▸ MATERIAL FOR THIS TASK
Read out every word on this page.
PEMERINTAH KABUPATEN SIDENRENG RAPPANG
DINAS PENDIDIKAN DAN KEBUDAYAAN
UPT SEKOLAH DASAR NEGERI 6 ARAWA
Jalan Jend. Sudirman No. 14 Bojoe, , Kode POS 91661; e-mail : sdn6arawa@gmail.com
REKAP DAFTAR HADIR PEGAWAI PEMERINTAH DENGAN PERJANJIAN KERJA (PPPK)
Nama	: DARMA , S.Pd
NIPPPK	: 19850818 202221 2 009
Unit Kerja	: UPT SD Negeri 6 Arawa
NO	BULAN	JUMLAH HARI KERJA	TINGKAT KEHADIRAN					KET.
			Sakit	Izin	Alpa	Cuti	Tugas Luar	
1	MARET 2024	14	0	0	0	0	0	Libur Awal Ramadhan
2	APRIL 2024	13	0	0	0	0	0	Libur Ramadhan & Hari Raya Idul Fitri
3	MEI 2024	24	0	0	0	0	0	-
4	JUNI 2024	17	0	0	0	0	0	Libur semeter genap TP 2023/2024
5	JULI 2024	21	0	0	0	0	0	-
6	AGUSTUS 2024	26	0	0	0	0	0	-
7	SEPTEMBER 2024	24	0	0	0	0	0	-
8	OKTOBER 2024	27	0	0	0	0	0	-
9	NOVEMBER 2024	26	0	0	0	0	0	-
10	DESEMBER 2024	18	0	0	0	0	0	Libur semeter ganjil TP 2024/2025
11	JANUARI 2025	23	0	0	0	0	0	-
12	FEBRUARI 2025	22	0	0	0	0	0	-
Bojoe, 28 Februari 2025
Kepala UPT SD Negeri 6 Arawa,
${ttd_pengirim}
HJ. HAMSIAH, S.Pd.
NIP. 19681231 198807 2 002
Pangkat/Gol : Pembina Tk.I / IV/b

▸ REQUEST
The records above should be duplicated in full, exactly as given.

▸ RESULT
Read out every word on this page.
PEMERINTAH KABUPATEN SIDENRENG RAPPANG
DINAS PENDIDIKAN DAN KEBUDAYAAN
UPT SEKOLAH DASAR NEGERI 6 ARAWA
Jalan Jend. Sudirman No. 14 Bojoe, , Kode POS 91661; e-mail : sdn6arawa@gmail.com
REKAP DAFTAR HADIR PEGAWAI PEMERINTAH DENGAN PERJANJIAN KERJA (PPPK)
Nama	: DARMA , S.Pd
NIPPPK	: 19850818 202221 2 009
Unit Kerja	: UPT SD Negeri 6 Arawa
NO	BULAN	JUMLAH HARI KERJA	TINGKAT KEHADIRAN					KET.
			Sakit	Izin	Alpa	Cuti	Tugas Luar	
1	MARET 2024	14	0	0	0	0	0	Libur Awal Ramadhan
2	APRIL 2024	13	0	0	0	0	0	Libur Ramadhan & Hari Raya Idul Fitri
3	MEI 2024	24	0	0	0	0	0	-
4	JUNI 2024	17	0	0	0	0	0	Libur semeter genap TP 2023/2024
5	JULI 2024	21	0	0	0	0	0	-
6	AGUSTUS 2024	26	0	0	0	0	0	-
7	SEPTEMBER 2024	24	0	0	0	0	0	-
8	OKTOBER 2024	27	0	0	0	0	0	-
9	NOVEMBER 2024	26	0	0	0	0	0	-
10	DESEMBER 2024	18	0	0	0	0	0	Libur semeter ganjil TP 2024/2025
11	JANUARI 2025	23	0	0	0	0	0	-
12	FEBRUARI 2025	22	0	0	0	0	0	-
Bojoe, 28 Februari 2025
Kepala UPT SD Negeri 6 Arawa,
${ttd_pengirim}
HJ. HAMSIAH, S.Pd.
NIP. 19681231 198807 2 002
Pangkat/Gol : Pembina Tk.I / IV/b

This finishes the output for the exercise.